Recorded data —
--- Begin ---

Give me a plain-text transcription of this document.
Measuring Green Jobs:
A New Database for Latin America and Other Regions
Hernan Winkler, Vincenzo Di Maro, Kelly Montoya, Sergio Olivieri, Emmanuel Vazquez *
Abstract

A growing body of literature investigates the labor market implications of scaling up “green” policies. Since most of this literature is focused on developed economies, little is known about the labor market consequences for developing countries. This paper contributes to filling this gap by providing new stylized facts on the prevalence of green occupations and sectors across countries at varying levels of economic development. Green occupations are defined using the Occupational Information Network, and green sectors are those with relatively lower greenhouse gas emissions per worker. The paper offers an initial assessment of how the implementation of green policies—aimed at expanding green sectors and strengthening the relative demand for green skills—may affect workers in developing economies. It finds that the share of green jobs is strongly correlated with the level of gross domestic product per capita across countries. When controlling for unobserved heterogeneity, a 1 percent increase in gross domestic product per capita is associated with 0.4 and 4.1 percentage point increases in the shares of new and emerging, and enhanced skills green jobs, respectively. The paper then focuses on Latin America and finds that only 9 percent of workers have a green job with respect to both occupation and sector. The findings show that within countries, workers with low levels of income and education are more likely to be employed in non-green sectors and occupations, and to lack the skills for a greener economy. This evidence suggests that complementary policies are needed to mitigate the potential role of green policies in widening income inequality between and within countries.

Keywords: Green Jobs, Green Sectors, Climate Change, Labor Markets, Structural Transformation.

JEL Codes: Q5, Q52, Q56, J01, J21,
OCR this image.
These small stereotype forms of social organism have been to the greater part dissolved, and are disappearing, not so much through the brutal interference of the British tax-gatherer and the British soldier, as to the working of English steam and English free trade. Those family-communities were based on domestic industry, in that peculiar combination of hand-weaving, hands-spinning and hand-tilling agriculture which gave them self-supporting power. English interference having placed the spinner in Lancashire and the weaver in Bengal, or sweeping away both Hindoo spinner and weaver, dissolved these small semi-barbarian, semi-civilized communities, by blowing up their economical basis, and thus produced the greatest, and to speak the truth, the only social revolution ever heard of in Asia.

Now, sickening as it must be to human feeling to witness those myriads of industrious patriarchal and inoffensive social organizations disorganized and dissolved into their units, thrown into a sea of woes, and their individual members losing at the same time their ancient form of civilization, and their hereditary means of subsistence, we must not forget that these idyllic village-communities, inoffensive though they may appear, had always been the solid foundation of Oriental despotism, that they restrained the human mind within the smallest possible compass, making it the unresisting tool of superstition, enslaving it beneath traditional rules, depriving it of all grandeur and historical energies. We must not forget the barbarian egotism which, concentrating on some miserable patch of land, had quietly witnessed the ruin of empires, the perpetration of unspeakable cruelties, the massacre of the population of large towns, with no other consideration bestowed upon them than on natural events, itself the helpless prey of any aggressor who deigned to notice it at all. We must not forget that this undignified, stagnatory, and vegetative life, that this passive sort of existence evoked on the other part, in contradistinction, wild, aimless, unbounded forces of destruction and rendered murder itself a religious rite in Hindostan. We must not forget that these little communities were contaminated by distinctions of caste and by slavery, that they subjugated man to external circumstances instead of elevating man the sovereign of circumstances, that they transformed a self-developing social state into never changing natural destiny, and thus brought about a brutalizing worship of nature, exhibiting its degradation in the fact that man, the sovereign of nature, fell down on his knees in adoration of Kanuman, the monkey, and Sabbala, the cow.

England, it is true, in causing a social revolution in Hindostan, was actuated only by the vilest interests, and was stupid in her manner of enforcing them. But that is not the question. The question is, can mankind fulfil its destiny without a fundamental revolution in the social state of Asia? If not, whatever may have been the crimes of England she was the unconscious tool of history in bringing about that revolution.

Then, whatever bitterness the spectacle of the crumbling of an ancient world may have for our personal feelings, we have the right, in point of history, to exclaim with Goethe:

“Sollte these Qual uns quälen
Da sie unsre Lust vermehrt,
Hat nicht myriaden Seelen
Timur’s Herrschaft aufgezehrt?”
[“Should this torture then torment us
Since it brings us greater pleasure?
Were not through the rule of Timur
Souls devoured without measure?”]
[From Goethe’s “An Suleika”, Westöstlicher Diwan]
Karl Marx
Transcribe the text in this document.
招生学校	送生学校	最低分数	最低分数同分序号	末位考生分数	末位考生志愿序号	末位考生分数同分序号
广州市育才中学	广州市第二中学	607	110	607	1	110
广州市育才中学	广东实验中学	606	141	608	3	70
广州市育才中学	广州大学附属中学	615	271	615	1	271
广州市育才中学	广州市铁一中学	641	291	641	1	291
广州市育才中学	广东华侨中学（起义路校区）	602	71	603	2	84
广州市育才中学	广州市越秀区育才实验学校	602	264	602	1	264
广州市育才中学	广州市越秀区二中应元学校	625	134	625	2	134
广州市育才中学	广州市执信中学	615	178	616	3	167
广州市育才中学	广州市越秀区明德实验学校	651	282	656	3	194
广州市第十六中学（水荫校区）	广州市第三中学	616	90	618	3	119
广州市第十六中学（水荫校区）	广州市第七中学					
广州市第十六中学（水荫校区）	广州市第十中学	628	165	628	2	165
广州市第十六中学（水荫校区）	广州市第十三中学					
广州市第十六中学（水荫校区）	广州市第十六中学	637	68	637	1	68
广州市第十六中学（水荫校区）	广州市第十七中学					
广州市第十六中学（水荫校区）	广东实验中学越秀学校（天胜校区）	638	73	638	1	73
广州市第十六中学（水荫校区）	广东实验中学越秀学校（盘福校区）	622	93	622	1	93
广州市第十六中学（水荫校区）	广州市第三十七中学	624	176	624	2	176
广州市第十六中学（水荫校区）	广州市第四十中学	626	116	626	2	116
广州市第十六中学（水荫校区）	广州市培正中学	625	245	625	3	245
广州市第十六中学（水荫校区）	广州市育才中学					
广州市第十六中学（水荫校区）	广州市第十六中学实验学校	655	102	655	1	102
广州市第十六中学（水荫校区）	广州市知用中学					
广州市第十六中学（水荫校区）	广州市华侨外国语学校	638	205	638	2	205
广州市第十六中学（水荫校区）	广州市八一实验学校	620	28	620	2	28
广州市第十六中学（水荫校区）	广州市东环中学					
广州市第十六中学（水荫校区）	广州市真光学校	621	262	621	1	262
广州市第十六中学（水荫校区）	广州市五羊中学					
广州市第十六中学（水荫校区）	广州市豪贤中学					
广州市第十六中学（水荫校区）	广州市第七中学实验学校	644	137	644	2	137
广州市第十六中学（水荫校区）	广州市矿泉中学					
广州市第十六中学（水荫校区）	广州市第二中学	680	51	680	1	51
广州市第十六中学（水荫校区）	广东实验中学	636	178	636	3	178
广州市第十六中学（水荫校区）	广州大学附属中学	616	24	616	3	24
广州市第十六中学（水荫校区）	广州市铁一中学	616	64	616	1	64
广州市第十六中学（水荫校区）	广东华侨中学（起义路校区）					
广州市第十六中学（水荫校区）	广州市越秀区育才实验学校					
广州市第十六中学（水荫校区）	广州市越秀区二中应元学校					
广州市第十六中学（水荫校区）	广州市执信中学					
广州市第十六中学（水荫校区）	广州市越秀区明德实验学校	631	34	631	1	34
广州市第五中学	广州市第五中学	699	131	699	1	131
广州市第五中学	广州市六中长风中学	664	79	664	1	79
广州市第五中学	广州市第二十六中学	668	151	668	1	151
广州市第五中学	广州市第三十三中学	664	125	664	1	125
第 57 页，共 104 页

--- End ---

Requirements — Repeat each record exactly. Omit nothing.

Result for this exercise —
Give me a plain-text transcription of this document.
Measuring Green Jobs:
A New Database for Latin America and Other Regions
Hernan Winkler, Vincenzo Di Maro, Kelly Montoya, Sergio Olivieri, Emmanuel Vazquez *
Abstract

A growing body of literature investigates the labor market implications of scaling up “green” policies. Since most of this literature is focused on developed economies, little is known about the labor market consequences for developing countries. This paper contributes to filling this gap by providing new stylized facts on the prevalence of green occupations and sectors across countries at varying levels of economic development. Green occupations are defined using the Occupational Information Network, and green sectors are those with relatively lower greenhouse gas emissions per worker. The paper offers an initial assessment of how the implementation of green policies—aimed at expanding green sectors and strengthening the relative demand for green skills—may affect workers in developing economies. It finds that the share of green jobs is strongly correlated with the level of gross domestic product per capita across countries. When controlling for unobserved heterogeneity, a 1 percent increase in gross domestic product per capita is associated with 0.4 and 4.1 percentage point increases in the shares of new and emerging, and enhanced skills green jobs, respectively. The paper then focuses on Latin America and finds that only 9 percent of workers have a green job with respect to both occupation and sector. The findings show that within countries, workers with low levels of income and education are more likely to be employed in non-green sectors and occupations, and to lack the skills for a greener economy. This evidence suggests that complementary policies are needed to mitigate the potential role of green policies in widening income inequality between and within countries.

Keywords: Green Jobs, Green Sectors, Climate Change, Labor Markets, Structural Transformation.

JEL Codes: Q5, Q52, Q56, J01, J21,
OCR this image.
These small stereotype forms of social organism have been to the greater part dissolved, and are disappearing, not so much through the brutal interference of the British tax-gatherer and the British soldier, as to the working of English steam and English free trade. Those family-communities were based on domestic industry, in that peculiar combination of hand-weaving, hands-spinning and hand-tilling agriculture which gave them self-supporting power. English interference having placed the spinner in Lancashire and the weaver in Bengal, or sweeping away both Hindoo spinner and weaver, dissolved these small semi-barbarian, semi-civilized communities, by blowing up their economical basis, and thus produced the greatest, and to speak the truth, the only social revolution ever heard of in Asia.

Now, sickening as it must be to human feeling to witness those myriads of industrious patriarchal and inoffensive social organizations disorganized and dissolved into their units, thrown into a sea of woes, and their individual members losing at the same time their ancient form of civilization, and their hereditary means of subsistence, we must not forget that these idyllic village-communities, inoffensive though they may appear, had always been the solid foundation of Oriental despotism, that they restrained the human mind within the smallest possible compass, making it the unresisting tool of superstition, enslaving it beneath traditional rules, depriving it of all grandeur and historical energies. We must not forget the barbarian egotism which, concentrating on some miserable patch of land, had quietly witnessed the ruin of empires, the perpetration of unspeakable cruelties, the massacre of the population of large towns, with no other consideration bestowed upon them than on natural events, itself the helpless prey of any aggressor who deigned to notice it at all. We must not forget that this undignified, stagnatory, and vegetative life, that this passive sort of existence evoked on the other part, in contradistinction, wild, aimless, unbounded forces of destruction and rendered murder itself a religious rite in Hindostan. We must not forget that these little communities were contaminated by distinctions of caste and by slavery, that they subjugated man to external circumstances instead of elevating man the sovereign of circumstances, that they transformed a self-developing social state into never changing natural destiny, and thus brought about a brutalizing worship of nature, exhibiting its degradation in the fact that man, the sovereign of nature, fell down on his knees in adoration of Kanuman, the monkey, and Sabbala, the cow.

England, it is true, in causing a social revolution in Hindostan, was actuated only by the vilest interests, and was stupid in her manner of enforcing them. But that is not the question. The question is, can mankind fulfil its destiny without a fundamental revolution in the social state of Asia? If not, whatever may have been the crimes of England she was the unconscious tool of history in bringing about that revolution.

Then, whatever bitterness the spectacle of the crumbling of an ancient world may have for our personal feelings, we have the right, in point of history, to exclaim with Goethe:

“Sollte these Qual uns quälen
Da sie unsre Lust vermehrt,
Hat nicht myriaden Seelen
Timur’s Herrschaft aufgezehrt?”
[“Should this torture then torment us
Since it brings us greater pleasure?
Were not through the rule of Timur
Souls devoured without measure?”]
[From Goethe’s “An Suleika”, Westöstlicher Diwan]
Karl Marx
Transcribe the text in this document.
招生学校	送生学校	最低分数	最低分数同分序号	末位考生分数	末位考生志愿序号	末位考生分数同分序号
广州市育才中学	广州市第二中学	607	110	607	1	110
广州市育才中学	广东实验中学	606	141	608	3	70
广州市育才中学	广州大学附属中学	615	271	615	1	271
广州市育才中学	广州市铁一中学	641	291	641	1	291
广州市育才中学	广东华侨中学（起义路校区）	602	71	603	2	84
广州市育才中学	广州市越秀区育才实验学校	602	264	602	1	264
广州市育才中学	广州市越秀区二中应元学校	625	134	625	2	134
广州市育才中学	广州市执信中学	615	178	616	3	167
广州市育才中学	广州市越秀区明德实验学校	651	282	656	3	194
广州市第十六中学（水荫校区）	广州市第三中学	616	90	618	3	119
广州市第十六中学（水荫校区）	广州市第七中学					
广州市第十六中学（水荫校区）	广州市第十中学	628	165	628	2	165
广州市第十六中学（水荫校区）	广州市第十三中学					
广州市第十六中学（水荫校区）	广州市第十六中学	637	68	637	1	68
广州市第十六中学（水荫校区）	广州市第十七中学					
广州市第十六中学（水荫校区）	广东实验中学越秀学校（天胜校区）	638	73	638	1	73
广州市第十六中学（水荫校区）	广东实验中学越秀学校（盘福校区）	622	93	622	1	93
广州市第十六中学（水荫校区）	广州市第三十七中学	624	176	624	2	176
广州市第十六中学（水荫校区）	广州市第四十中学	626	116	626	2	116
广州市第十六中学（水荫校区）	广州市培正中学	625	245	625	3	245
广州市第十六中学（水荫校区）	广州市育才中学					
广州市第十六中学（水荫校区）	广州市第十六中学实验学校	655	102	655	1	102
广州市第十六中学（水荫校区）	广州市知用中学					
广州市第十六中学（水荫校区）	广州市华侨外国语学校	638	205	638	2	205
广州市第十六中学（水荫校区）	广州市八一实验学校	620	28	620	2	28
广州市第十六中学（水荫校区）	广州市东环中学					
广州市第十六中学（水荫校区）	广州市真光学校	621	262	621	1	262
广州市第十六中学（水荫校区）	广州市五羊中学					
广州市第十六中学（水荫校区）	广州市豪贤中学					
广州市第十六中学（水荫校区）	广州市第七中学实验学校	644	137	644	2	137
广州市第十六中学（水荫校区）	广州市矿泉中学					
广州市第十六中学（水荫校区）	广州市第二中学	680	51	680	1	51
广州市第十六中学（水荫校区）	广东实验中学	636	178	636	3	178
广州市第十六中学（水荫校区）	广州大学附属中学	616	24	616	3	24
广州市第十六中学（水荫校区）	广州市铁一中学	616	64	616	1	64
广州市第十六中学（水荫校区）	广东华侨中学（起义路校区）					
广州市第十六中学（水荫校区）	广州市越秀区育才实验学校					
广州市第十六中学（水荫校区）	广州市越秀区二中应元学校					
广州市第十六中学（水荫校区）	广州市执信中学					
广州市第十六中学（水荫校区）	广州市越秀区明德实验学校	631	34	631	1	34
广州市第五中学	广州市第五中学	699	131	699	1	131
广州市第五中学	广州市六中长风中学	664	79	664	1	79
广州市第五中学	广州市第二十六中学	668	151	668	1	151
广州市第五中学	广州市第三十三中学	664	125	664	1	125
第 57 页，共 104 页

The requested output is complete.